→ **CONJUNTO DE TAREFAS**
1/ Responda às perguntas com base no texto sobre o padre Scannone.
(a) Em que ano Scannone ensinava grego e literatura no seminário de Villa Devoto?
(b) Por quem foi publicada a entrevista?
(c) Quem fez a tradução da entrevista?
2/ Repita, sem nenhuma alteração, o trecho do texto sobre o padre Scannone que se inicia com as palavras "O padre jesuíta" e se encerra com "de Luisa Rabolini.".

→ **TEXTO DE LEITURA**
17 Dezembro 2016
“Tinha condições de fazer várias coisas ao mesmo tempo e fazê-las bem. Mais de uma vez contou que em certa ocasião precisou escrever uma carta a um amigo bispo enquanto colocava roupa na máquina de lavar antes de concentrar todo seu pensamento na direção espiritual”.
O padre jesuíta Juan Carlos Scannone, talvez o teólogo argentino mais conhecido no exterior, foi um dos professores de Francisco. Em 1957 ensinava grego e literatura no seminário de Villa Devoto, onde Bergoglio deu seus primeiros passos para o sacerdócio. O maior expoente em vida da “teologia do povo”, Scannone relembra a sua amizade com o Papa por ocasião do aniversário de 80 anos deste, dia 17.
A entrevista é de Paolo Rodari, publicada por La Repubblica, 16-12-2016. A tradução é de Luisa Rabolini.
Quando se conheceram?

→ **TRECHO DOS DADOS**
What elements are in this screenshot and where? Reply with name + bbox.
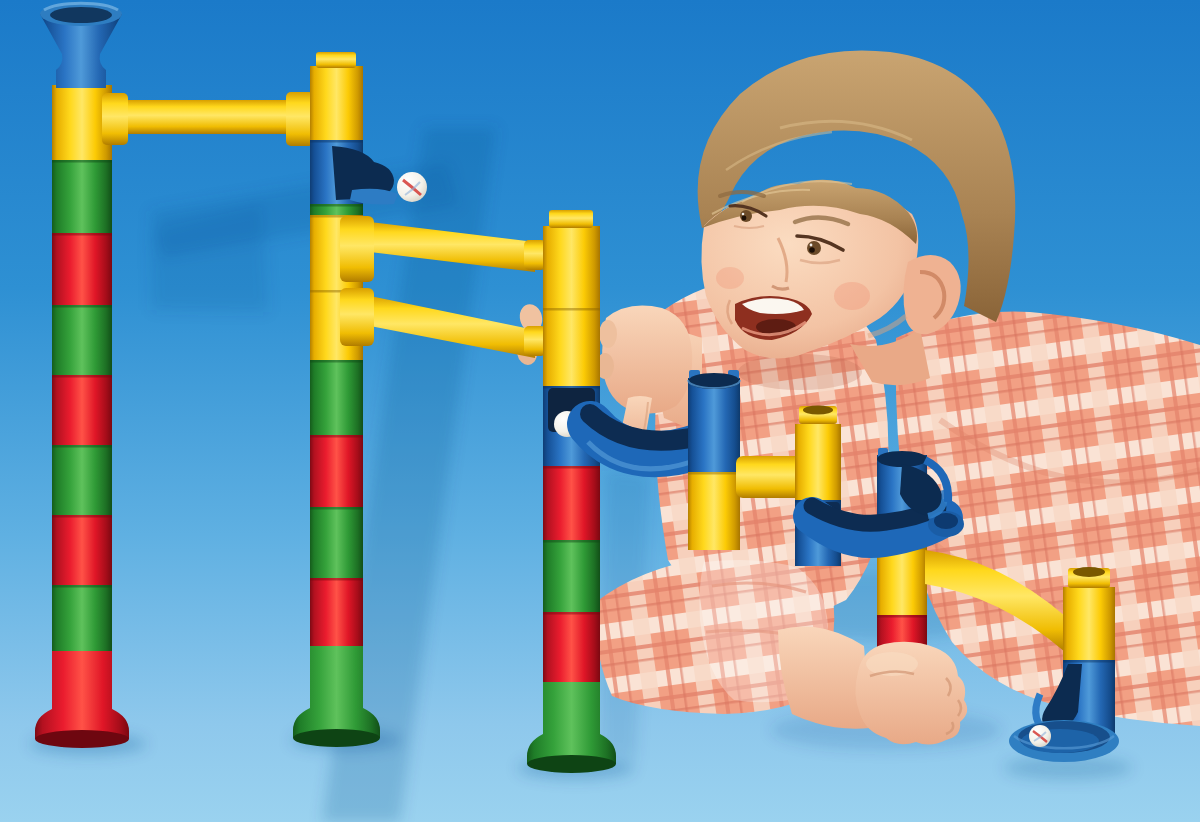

→ **RESPOSTAS DAS TAREFAS**
1/
(a) Em 1957.
(b) Por La Repubblica.
(c) Luisa Rabolini.

2/
O padre jesuíta Juan Carlos Scannone, talvez o teólogo argentino mais conhecido no exterior, foi um dos professores de Francisco. Em 1957 ensinava grego e literatura no seminário de Villa Devoto, onde Bergoglio deu seus primeiros passos para o sacerdócio. O maior expoente em vida da “teologia do povo”, Scannone relembra a sua amizade com o Papa por ocasião do aniversário de 80 anos deste, dia 17.
A entrevista é de Paolo Rodari, publicada por La Repubblica, 16-12-2016. A tradução é de Luisa Rabolini.